Objective >>
Copy out the lines of the records below without changing anything, from the line with "2515, 358, 2576]" to the line with "card: POS terminal: controls", including both of those lines.

A block of data >>
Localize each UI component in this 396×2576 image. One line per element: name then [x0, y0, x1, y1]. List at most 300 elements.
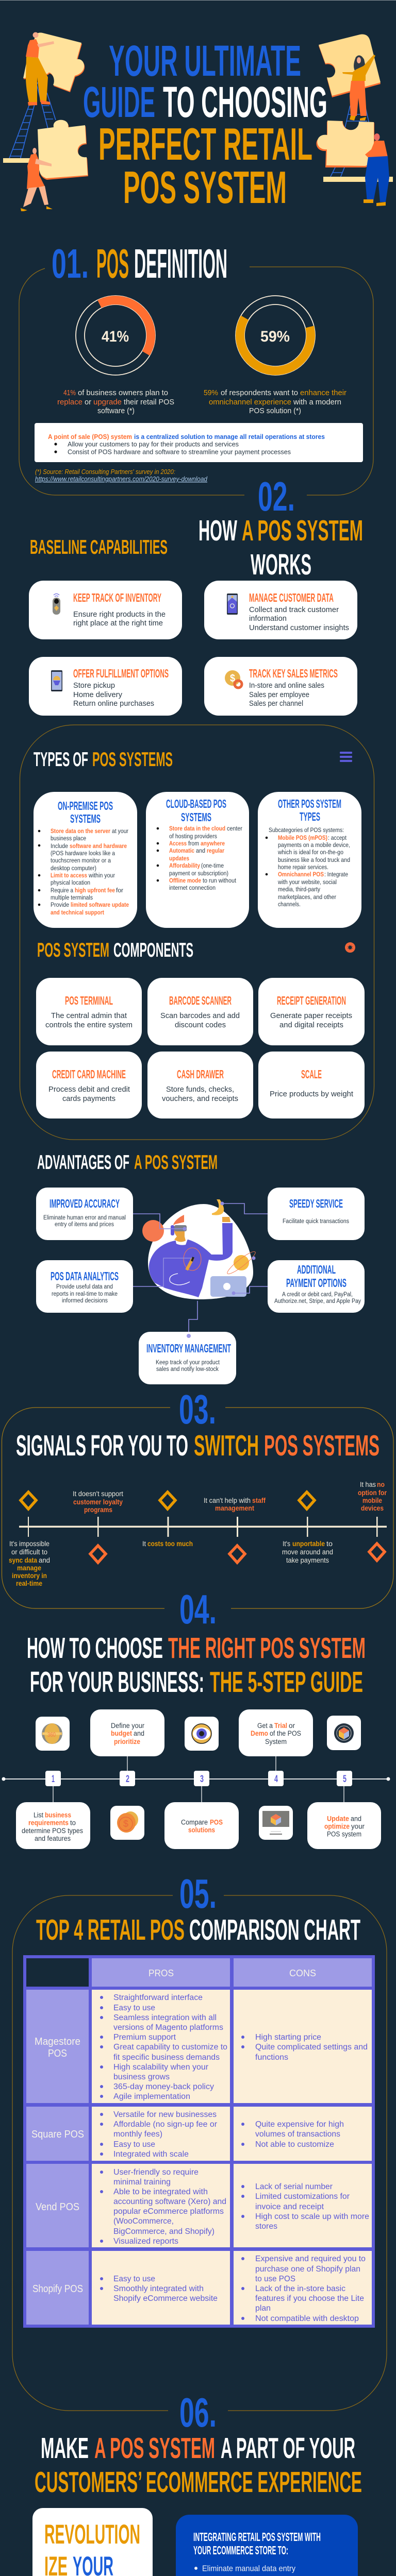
card: integrating retail POS with ecommerce	[176, 2515, 358, 2576]
table row: Magestore POS: business grows	[113, 2073, 170, 2081]
table row: Magestore POS: High scalability when your	[113, 2063, 208, 2072]
table row: Shopify POS: Shopify eCommerce website	[113, 2294, 218, 2303]
card: credit card machine: CREDIT CARD MACHINE	[52, 1067, 126, 1081]
text block: signal loyalty programs: programs	[84, 1506, 112, 1514]
card: cloud-based POS systems: Automatic	[169, 847, 194, 854]
panel: signals outline	[2, 1408, 393, 1608]
text block: signal staff management: staff	[252, 1497, 266, 1504]
heading: 02 How a POS system works	[199, 473, 363, 581]
card: inventory management: Keep track of your product	[156, 1360, 220, 1366]
card: additional payment options: A credit or debit card, PayPal,	[282, 1292, 353, 1298]
table row: Magestore POS: fit specific business demands	[113, 2053, 220, 2062]
card: POS terminal: controls the entire system	[45, 1021, 133, 1029]
card: receipt generation	[258, 978, 365, 1045]
table row: Vend POS: accounting software (Xero) and	[113, 2197, 226, 2206]
heading: 03 signals to switch: SIGNALS FOR YOU TO	[16, 1429, 188, 1462]
title: GUIDE	[83, 78, 155, 126]
card: speedy service	[268, 1188, 365, 1240]
card: other POS system types: : Integrate	[324, 871, 348, 878]
card: on-premise POS systems: touchscreen monitor or a	[51, 857, 111, 864]
table row: Vend POS: minimal training	[113, 2178, 171, 2187]
card: step 1 business requirements: List	[34, 1811, 43, 1819]
heading: 02 How a POS system works: 02.	[258, 473, 295, 519]
title	[83, 37, 327, 213]
text block: 59% caption: enhance their	[300, 388, 346, 397]
table row: Shopify POS: Lack of the in-store basic	[255, 2284, 345, 2293]
text block: 41% caption: their retail POS	[124, 398, 174, 406]
heading: 02 How a POS system works: HOW	[199, 514, 237, 547]
text block: 41% caption: of business owners plan to	[78, 388, 168, 397]
text block: 41% caption: replace	[57, 398, 82, 406]
card: on-premise POS systems: Provide	[51, 901, 69, 908]
table row: Vend POS: BigCommerce, and Shopify)	[113, 2227, 214, 2236]
icon: orange diamonds	[90, 1544, 385, 1563]
icon: menu bars	[340, 752, 352, 762]
card: manage customer data: information	[249, 615, 287, 623]
callout: POS definition box: Allow your customers to pay for their products and services	[68, 440, 239, 448]
table row: Shopify POS: Smoothly integrated with	[113, 2284, 204, 2293]
table row: Magestore POS: Agile implementation	[113, 2092, 190, 2101]
card: step 1 business requirements: business	[45, 1811, 71, 1819]
card: step 4 trial or demo	[239, 1709, 313, 1756]
table row: Vend POS: invoice and receipt	[255, 2202, 324, 2211]
card: on-premise POS systems: physical location	[51, 879, 90, 886]
text block: signal loyalty programs: It doesn't support	[73, 1490, 123, 1498]
card: step 5 update: Update	[327, 1815, 349, 1823]
table row: Vend POS	[26, 2164, 372, 2247]
heading: 05 comparison chart	[36, 1871, 360, 1946]
card: other POS system types: Subcategories of POS systems:	[269, 826, 344, 834]
card: on-premise POS systems: software and hardware	[70, 842, 127, 850]
card: offer fulfillment options: Return online purchases	[73, 700, 154, 708]
table row: Vend POS: Limited customizations for	[255, 2192, 350, 2201]
card: on-premise POS systems: within your	[88, 872, 115, 879]
card: POS data analytics	[36, 1260, 133, 1313]
card: cloud-based POS systems: (one-time	[201, 862, 224, 869]
icon: gold diamonds	[21, 1492, 315, 1509]
card: cloud-based POS systems: updates	[169, 855, 189, 862]
card: barcode scanner	[147, 978, 253, 1045]
card: step 2 define budget: Define your	[111, 1722, 144, 1730]
card: step 5 update: POS system	[327, 1830, 361, 1838]
heading: POS system components: POS SYSTEM	[37, 939, 109, 961]
card: step 5 update: your	[351, 1823, 365, 1830]
table row: Magestore POS: Great capability to customize to	[113, 2043, 227, 2052]
card: step 5 update: optimize	[324, 1823, 350, 1830]
table row: Magestore POS: High starting price	[255, 2033, 321, 2042]
table row: Shopify POS: purchase one of Shopify plan	[255, 2265, 360, 2274]
chart: comparison table: PROS	[148, 1968, 174, 1978]
callout: POS definition box: is a centralized solution to manage all retail operations at stores	[134, 433, 325, 440]
card: other POS system types: : accept	[328, 834, 346, 841]
icon: smartphone	[227, 594, 238, 615]
heading: 03 signals to switch	[16, 1386, 380, 1462]
chart: 59% donut: 59%	[260, 328, 290, 345]
table row: Magestore POS: functions	[255, 2053, 288, 2062]
icon: eye	[185, 1717, 219, 1751]
table row: Square POS: Not able to customize	[255, 2140, 334, 2149]
heading: POS system components: COMPONENTS	[113, 939, 193, 961]
card: keep track of inventory: Ensure right products in the	[73, 611, 166, 619]
chart: step timeline: 4	[274, 1774, 278, 1785]
heading: types of POS systems: TYPES OF	[34, 749, 88, 771]
icon: coins	[110, 1806, 144, 1840]
card: POS terminal: POS TERMINAL	[65, 994, 113, 1007]
card: additional payment options: ADDITIONAL	[297, 1263, 336, 1276]
heading: 05 comparison chart: TOP 4 RETAIL POS	[36, 1913, 185, 1946]
card: keep track of inventory	[29, 581, 182, 639]
text block: signal sync data: or difficult to	[11, 1548, 47, 1556]
text block: signal unportable: to	[326, 1540, 333, 1548]
card: cloud-based POS systems: SYSTEMS	[181, 810, 211, 824]
table row: Magestore POS: versions of Magento platforms	[113, 2023, 223, 2032]
card: POS data analytics: POS DATA ANALYTICS	[51, 1269, 119, 1283]
table row: Magestore POS	[26, 1990, 372, 2103]
card: additional payment options: Authorize.net, Stripe, and Apple Pay	[274, 1298, 361, 1304]
infographic canvas: DEFINITION	[134, 241, 227, 286]
card: revolutionize your customer experience: REVOLUTION	[44, 2519, 140, 2550]
card: manage customer data	[204, 581, 357, 639]
card: cloud-based POS systems: CLOUD-BASED POS	[166, 797, 226, 810]
table row: Magestore POS: Premium support	[113, 2033, 176, 2042]
card: step 5 update: and	[351, 1815, 361, 1823]
card: on-premise POS systems: at your	[112, 827, 128, 835]
card: improved accuracy	[36, 1188, 133, 1240]
table row: Magestore POS: 365-day money-back policy	[113, 2082, 214, 2091]
card: step 1 business requirements: requirements	[28, 1819, 69, 1827]
icon: coin and gear	[225, 670, 242, 688]
card: other POS system types: Mobile POS (mPOS)	[278, 834, 327, 841]
card: on-premise POS systems: desktop computer)	[51, 865, 96, 872]
panel: comparison outline	[12, 1895, 387, 2411]
card: other POS system types: Omnichannel POS	[278, 871, 324, 878]
table row: Magestore POS: POS	[48, 2048, 67, 2059]
card: POS data analytics: Provide useful data and	[56, 1284, 113, 1290]
card: cloud-based POS systems	[146, 792, 249, 928]
text block: 41% caption: upgrade	[93, 398, 122, 406]
table row: Shopify POS: Easy to use	[113, 2275, 155, 2283]
heading: 01 POS definition	[52, 241, 227, 286]
card: track key sales metrics: In-store and online sales	[249, 682, 324, 690]
card: barcode scanner: Scan barcodes and add	[160, 1011, 240, 1020]
card: other POS system types: media, third-party	[278, 886, 321, 893]
chart: signals timeline	[19, 1492, 387, 1563]
heading: 05 comparison chart: 05.	[179, 1871, 217, 1917]
card: receipt generation: and digital receipts	[279, 1021, 343, 1029]
table row: Magestore POS: Quite complicated settings and	[255, 2043, 368, 2052]
text block: signal mobile devices: option for	[358, 1489, 387, 1497]
table row: Vend POS: Lack of serial number	[255, 2182, 333, 2191]
card: track key sales metrics: Sales per channel	[249, 700, 303, 708]
card: other POS system types: channels.	[278, 901, 301, 908]
heading: 04 five-step guide	[27, 1586, 366, 1699]
card: step 4 trial or demo: or	[289, 1722, 295, 1730]
text block: signal sync data: It's impossible	[9, 1540, 50, 1548]
heading: advantages of a POS system: ADVANTAGES OF	[37, 1151, 129, 1174]
card: cloud-based POS systems: Store data in the cloud	[169, 825, 225, 832]
card: inventory management: sales and notify low-stock	[156, 1366, 219, 1372]
card: additional payment options	[268, 1260, 365, 1313]
chart: 59% donut	[236, 296, 315, 375]
card: step 1 business requirements: to	[70, 1819, 76, 1827]
illustration: team assembling puzzle, right	[316, 35, 393, 206]
text block: signal unportable: take payments	[286, 1556, 329, 1564]
table row: Square POS	[26, 2107, 372, 2161]
heading: baseline capabilities: BASELINE CAPABILITIES	[30, 536, 168, 558]
card: step 1 business requirements: and features	[35, 1835, 71, 1842]
card: step 4 trial or demo: Trial	[274, 1722, 287, 1730]
text block: signal sync data: inventory in	[12, 1572, 47, 1580]
text block: signal sync data: manage	[17, 1564, 41, 1572]
text block: signal sync data: and	[39, 1556, 50, 1564]
text block: signal unportable: move around and	[282, 1548, 333, 1556]
text block: 41% caption: 41%	[63, 388, 76, 397]
card: offer fulfillment options: OFFER FULFILLMENT OPTIONS	[73, 667, 169, 680]
table row: Square POS: monthly fees)	[113, 2130, 162, 2139]
text block: 41% caption: software (*)	[97, 406, 135, 415]
heading: 03 signals to switch: SWITCH	[194, 1429, 259, 1462]
card: step 2 define budget: prioritize	[114, 1738, 140, 1745]
table row: Square POS: Quite expensive for high	[255, 2120, 344, 2129]
chart: 41% donut: 41%	[102, 328, 129, 345]
text block: signal mobile devices: devices	[361, 1504, 384, 1512]
icon: coins: $	[123, 1819, 128, 1829]
table row: Magestore POS: Straightforward interface	[113, 1993, 203, 2002]
card: other POS system types: home repair services.	[278, 863, 328, 871]
chart: step timeline	[2, 1756, 390, 1802]
card: cloud-based POS systems: to run without	[203, 877, 237, 884]
card: step 2 define budget: budget	[111, 1730, 132, 1737]
text block: signal unportable: unportable	[292, 1540, 325, 1548]
card: on-premise POS systems: Require a	[51, 887, 73, 894]
icon: coin and gear: $	[230, 673, 235, 684]
card: barcode scanner: BARCODE SCANNER	[169, 994, 232, 1007]
table row: Square POS: Square POS	[31, 2129, 84, 2140]
callout: POS definition box	[35, 423, 363, 462]
card: track key sales metrics	[204, 657, 357, 716]
card: integrating retail POS with ecommerce: Eliminate manual data entry	[202, 2565, 295, 2573]
card: step 3 compare: solutions	[188, 1826, 215, 1834]
card: on-premise POS systems: ON-PREMISE POS	[58, 799, 113, 812]
icon: monitor with cube	[259, 1806, 293, 1840]
card: step 2 define budget	[90, 1709, 164, 1756]
card: step 4 trial or demo: of the POS	[270, 1730, 301, 1737]
card: on-premise POS systems: for	[116, 887, 123, 894]
heading: types of POS systems: POS SYSTEMS	[92, 749, 173, 771]
card: inventory management: INVENTORY MANAGEMENT	[146, 1342, 231, 1355]
card: cloud-based POS systems: Affordability	[169, 862, 200, 869]
card: cash drawer: Store funds, checks,	[166, 1085, 234, 1094]
text block: 59% caption: omnichannel experience	[209, 398, 291, 406]
text block: 59% caption	[204, 388, 346, 415]
text block: 59% caption: 59%	[204, 388, 218, 397]
illustration: team assembling puzzle, left	[3, 32, 88, 211]
card: revolutionize your customer experience	[32, 2508, 153, 2576]
card: receipt generation: Generate paper receipts	[270, 1011, 352, 1020]
chart: step timeline: 3	[200, 1774, 204, 1785]
card: step 4 trial or demo: Get a	[257, 1722, 273, 1730]
chart: comparison table: CONS	[289, 1968, 316, 1978]
table row: Vend POS: (WooCommerce,	[113, 2217, 174, 2226]
card: credit card machine: cards payments	[62, 1094, 116, 1103]
text block: signal sync data	[9, 1540, 50, 1587]
card: credit card machine: Process debit and credit	[48, 1085, 130, 1094]
card: on-premise POS systems: business place	[51, 835, 86, 842]
table row: Shopify POS: Expensive and required you to	[255, 2255, 366, 2263]
table row: Square POS: volumes of transactions	[255, 2130, 340, 2139]
heading: 02 How a POS system works: WORKS	[251, 548, 311, 581]
table row: Vend POS: stores	[255, 2222, 277, 2231]
table row: Vend POS: popular eCommerce platforms	[113, 2207, 224, 2216]
text block: signal loyalty programs	[73, 1490, 123, 1514]
icon: 360 globe	[36, 1717, 70, 1751]
text block: signal costs too much: costs too much	[147, 1540, 193, 1548]
card: manage customer data: Understand customer insights	[249, 624, 349, 632]
table row: Magestore POS: Seamless integration with all	[113, 2013, 217, 2022]
card: cash drawer: vouchers, and receipts	[162, 1094, 238, 1103]
table row: Vend POS: Vend POS	[36, 2201, 79, 2213]
card: POS terminal	[36, 978, 142, 1045]
icon: 360 globe: 360	[47, 1731, 56, 1738]
text block: signal mobile devices: no	[377, 1481, 385, 1488]
panel: types and components outline	[20, 725, 374, 1140]
table row: Shopify POS	[26, 2251, 372, 2325]
icon: remote scanner	[53, 594, 60, 615]
card: step 5 update	[307, 1802, 381, 1849]
card: step 1 business requirements	[16, 1802, 90, 1849]
source note	[35, 468, 208, 483]
card: other POS system types: payments on a mobile device,	[278, 841, 350, 849]
table row: Shopify POS: features if you choose the Lite	[255, 2294, 364, 2303]
card: POS terminal: The central admin that	[51, 1011, 127, 1020]
arrows: connector lines	[133, 1201, 268, 1336]
text block: signal sync data: real-time	[16, 1580, 42, 1587]
card: other POS system types	[258, 792, 361, 928]
card: step 1 business requirements: determine POS types	[22, 1827, 83, 1835]
card: other POS system types: TYPES	[300, 810, 320, 823]
table row: Square POS: Easy to use	[113, 2140, 155, 2149]
card: cash drawer: CASH DRAWER	[177, 1067, 224, 1081]
text block: signal unportable	[282, 1540, 333, 1564]
card: POS data analytics: informed decisions	[62, 1298, 108, 1304]
table row: Vend POS: Visualized reports	[113, 2237, 178, 2246]
card: on-premise POS systems: high upfront fee	[75, 887, 115, 894]
table row: Shopify POS: Not compatible with desktop	[255, 2314, 359, 2323]
icon: rotating cube	[327, 1716, 361, 1750]
heading: 04 five-step guide: FOR YOUR BUSINESS:	[30, 1666, 204, 1699]
table row: Magestore POS: Easy to use	[113, 2004, 155, 2012]
heading: 06 ecommerce experience: MAKE	[41, 2432, 89, 2465]
card: cloud-based POS systems: internet connection	[169, 884, 216, 891]
card: POS data analytics: reports in real-time to make	[52, 1291, 118, 1297]
card: step 4 trial or demo: Demo	[251, 1730, 268, 1737]
text block: signal staff management	[204, 1497, 266, 1512]
illustration: man with VR headset	[142, 1199, 257, 1299]
card: improved accuracy: Eliminate human error and manual	[43, 1215, 126, 1221]
card: cloud-based POS systems: payment or subscription)	[169, 870, 228, 877]
text block: signal sync data: sync data	[9, 1556, 37, 1564]
heading: 01 POS definition: POS	[96, 241, 129, 286]
heading: 06 ecommerce experience: 06.	[179, 2389, 217, 2435]
card: inventory management	[139, 1332, 236, 1384]
chart: comparison table	[23, 1955, 375, 2328]
card: improved accuracy: entry of items and prices	[55, 1222, 114, 1228]
text block: signal staff management: management	[215, 1504, 254, 1512]
heading: 04 five-step guide: 04.	[179, 1586, 217, 1632]
text block: signal mobile devices	[358, 1481, 387, 1512]
table row: Square POS: Versatile for new businesses	[113, 2110, 217, 2119]
card: scale: Price products by weight	[270, 1090, 354, 1098]
heading: 03 signals to switch: 03.	[179, 1386, 216, 1432]
callout: POS definition box: Consist of POS hardware and software to streamline your payment processes	[68, 448, 291, 455]
heading: advantages of a POS system: A POS SYSTEM	[134, 1151, 218, 1174]
card: cloud-based POS systems: and	[196, 847, 205, 854]
card: integrating retail POS with ecommerce: YOUR ECOMMERCE STORE TO:	[193, 2544, 288, 2557]
card: keep track of inventory: KEEP TRACK OF INVENTORY	[73, 591, 161, 604]
card: on-premise POS systems: Limit to access	[51, 872, 87, 879]
card: barcode scanner: discount codes	[175, 1021, 226, 1029]
heading: 06 ecommerce experience: A POS SYSTEM	[94, 2432, 215, 2465]
card: cash drawer	[147, 1052, 253, 1118]
table row: Square POS: Affordable (no sign-up fee or	[113, 2120, 217, 2129]
table row: Shopify POS: Shopify POS	[32, 2283, 83, 2295]
text block: signal mobile devices: mobile	[362, 1497, 382, 1504]
panel: POS definition outline	[19, 267, 373, 495]
card: manage customer data: Collect and track customer	[249, 606, 339, 614]
text block: signal costs too much: It	[142, 1540, 146, 1548]
card: keep track of inventory: right place at the right time	[73, 619, 163, 628]
source note: (*) Source: Retail Consulting Partners' survey in 2020:	[35, 468, 175, 476]
card: scale: SCALE	[301, 1067, 322, 1081]
card: offer fulfillment options: Store pickup	[73, 682, 115, 690]
card: on-premise POS systems: multiple terminals	[51, 894, 93, 901]
card: on-premise POS systems	[34, 792, 137, 928]
card: other POS system types: business like a food truck and	[278, 856, 350, 863]
table row: Vend POS: High cost to scale up with more	[255, 2212, 369, 2221]
heading: 04 five-step guide: HOW TO CHOOSE	[27, 1632, 163, 1665]
table row: Square POS: Integrated with scale	[113, 2150, 189, 2159]
table row: Vend POS: Able to be integrated with	[113, 2188, 208, 2196]
icon: phone with helmet	[51, 670, 62, 691]
card: cloud-based POS systems: center	[227, 825, 242, 832]
card: improved accuracy: IMPROVED ACCURACY	[50, 1197, 120, 1210]
heading: 06 ecommerce experience	[35, 2389, 362, 2499]
card: on-premise POS systems: and technical support	[51, 909, 104, 916]
card: scale	[258, 1052, 365, 1118]
card: cloud-based POS systems: from	[188, 840, 199, 847]
card: cloud-based POS systems: regular	[207, 847, 224, 854]
card: cloud-based POS systems: of hosting providers	[169, 833, 217, 840]
table row: Magestore POS: Magestore	[35, 2036, 80, 2047]
icon: gear	[345, 942, 355, 953]
chart: step timeline: 1	[52, 1774, 55, 1785]
card: credit card machine	[36, 1052, 142, 1118]
table row: Shopify POS: to use POS	[255, 2275, 295, 2283]
text block: signal staff management: It can't help with	[204, 1497, 251, 1504]
text block: 59% caption: with a modern	[293, 398, 341, 406]
chart: step timeline: 2	[126, 1774, 129, 1785]
text block: signal unportable: It's	[283, 1540, 290, 1548]
text block: signal mobile devices: It has	[360, 1481, 376, 1488]
chart: 41% donut	[76, 296, 155, 375]
card: step 4 trial or demo: System	[265, 1738, 287, 1745]
source note: https://www.retailconsultingpartners.com/2020-survey-download	[35, 475, 208, 483]
card: on-premise POS systems: Include	[51, 842, 68, 850]
card: on-premise POS systems: (POS hardware looks like a	[51, 850, 115, 857]
card: on-premise POS systems: Store data on the server	[51, 827, 110, 835]
card: step 3 compare: Compare	[181, 1819, 208, 1826]
card: speedy service: Facilitate quick transactions	[283, 1218, 349, 1225]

The response >>
card: integrating retail POS with ecommerce	[176, 2515, 358, 2576]
table row: Magestore POS: business grows	[113, 2073, 170, 2081]
table row: Magestore POS: High scalability when your	[113, 2063, 208, 2072]
table row: Shopify POS: Shopify eCommerce website	[113, 2294, 218, 2303]
card: credit card machine: CREDIT CARD MACHINE	[52, 1067, 126, 1081]
text block: signal loyalty programs: programs	[84, 1506, 112, 1514]
card: cloud-based POS systems: Automatic	[169, 847, 194, 854]
panel: signals outline	[2, 1408, 393, 1608]
text block: signal staff management: staff	[252, 1497, 266, 1504]
heading: 02 How a POS system works	[199, 473, 363, 581]
card: inventory management: Keep track of your product	[156, 1360, 220, 1366]
card: additional payment options: A credit or debit card, PayPal,	[282, 1292, 353, 1298]
table row: Magestore POS: fit specific business demands	[113, 2053, 220, 2062]
card: POS terminal: controls the entire system	[45, 1021, 133, 1029]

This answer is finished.